- EXCERPTED PASSAGE -
[Begin]

Skip to main content

File delivery monitoring and archival service

Project description

Carbonation

File delivery monitoring and archival service. Watches directories for incoming files, groups them by stem, validates integrity, extracts metadata via plugins, applies selection and routing rules, and archives to configurable destinations.

Installation

Requires Python 3.11+.

pip install carbonation

For MariaDB or PostgreSQL support:

pip install "carbonation[mariadb]"     # mysqlclient
pip install "carbonation[postgresql]"  # psycopg2

Quick Start

# 1. Scaffold a new project
mkdir /opt/carbonation && cd /opt/carbonation
carbonation init

# 2. Edit the generated files
$EDITOR config.toml       # set watch paths, archive destination, database
$EDITOR rules.toml        # configure integrity, completeness, selection rules
$EDITOR plugins/file_model.py  # define your File model columns and extract()

# 3. Validate, initialize, and run
carbonation check-config   # validate configuration
carbonation db init        # create database tables
carbonation run            # start the service

carbonation init generates a complete starter project:

config.toml             # service, logging, database, watch, and archive config
rules.toml              # integrity, completeness, metadata, selection, routing
plugins/file_model.py   # File model + extract() function template

Edit plugins/file_model.py to define the domain-specific columns for your use case and the extract() function that reads metadata from your files. See Plugin System for details.

CLI Reference

carbonation check-config              Validate config.toml and rules.toml
carbonation db init                    Create schema (migrations + plugin columns)
carbonation db upgrade                 Apply pending schema migrations only
carbonation db status                  Component counts and metadata check
carbonation run [--dry-run] [--once]   Start the service
carbonation status                     Heartbeat, status table, watch health
carbonation retry [--watch-name X]     Re-enqueue failed components
carbonation check-rules FILE           Dry-run rules changes against DB
carbonation reconcile delivery         Sync delivery directories with DB
carbonation reconcile archive          Sync archive directories with DB
carbonation query files [filters]      Query with dynamic plugin filters

Query Examples

# Filter by plugin columns (dynamically generated from your model)

[End]

- INFORMATION SHOWN -
[Begin]

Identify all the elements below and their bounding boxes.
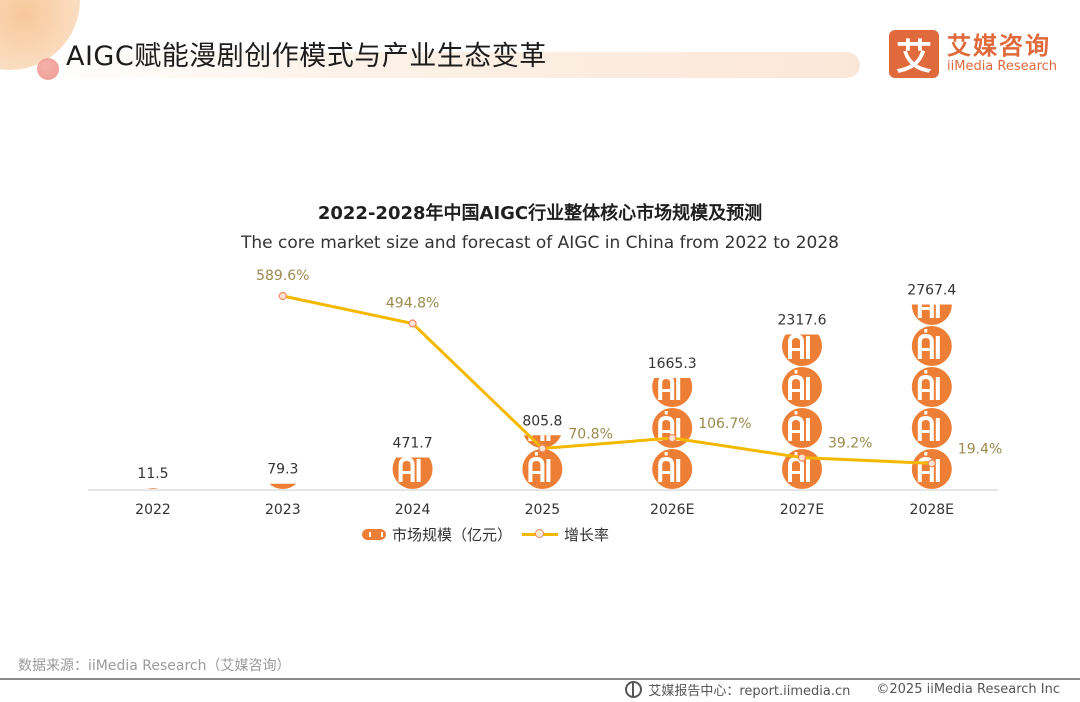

[End]

- SET OF TASKS -
1 - According to the Carbonation project page, which Python version does the service require?
2 - Continue the Carbonation project page from where it stops.

- RESULTS IN ORDER -
1 - Python 3.11 or newer.

2 -
carbonation query files --category alpha --limit 50

# Date range overlap
carbonation query files --daterange 2026-01-01/2026-02-01

# Recent files by age
carbonation query files --age 7d

# Output formats
carbonation query files --category alpha --format json
carbonation query files --format csv > export.csv

# Count only
carbonation query files --category alpha --count

# Specific columns, sorted
carbonation query files --columns group_key,category,start --order-by -start

Programmatic API

Query the database from Python scripts without going through the CLI:

from carbonation import connect

with connect("config.toml") as db:
    # All files from a watch
    rows = db.query_files({"watch_name": ["incoming"]}, limit=50)
    for row in rows:
        print(row["group_key"], row["created_at"])

    # Count
    n = db.query_files({"complete": True}, count_only=True)

    # Date filtering + plugin columns
    from datetime import datetime
    rows = db.query_files({
        "category": ["alpha"],
        "created_at_after": datetime(2026, 1, 1),
    }, order_by="-created_at", columns=["group_key", "category", "start"])

For one-off scripts, use the convenience function that handles setup and teardown in one call:

from carbonation import query_files

rows = query_files("config.toml", {"category": ["alpha"]}, limit=50)

Watermark-based polling

For external consumers (e.g. an orchestrator) that need to poll for newly completed files without gaps:

from carbonation import connect

cursor = None  # persist this between invocations
with connect("config.toml") as db:
    while True:
        rows, cursor = db.get_new_files(cursor=cursor)
        if not rows:
            break
        for row in rows:
            print(row["group_key"], row["completed_at"])

    # Check if the service is alive
    status = db.get_service_status()
    if status:
        print(f"Last heartbeat: {status['last_heartbeat']}")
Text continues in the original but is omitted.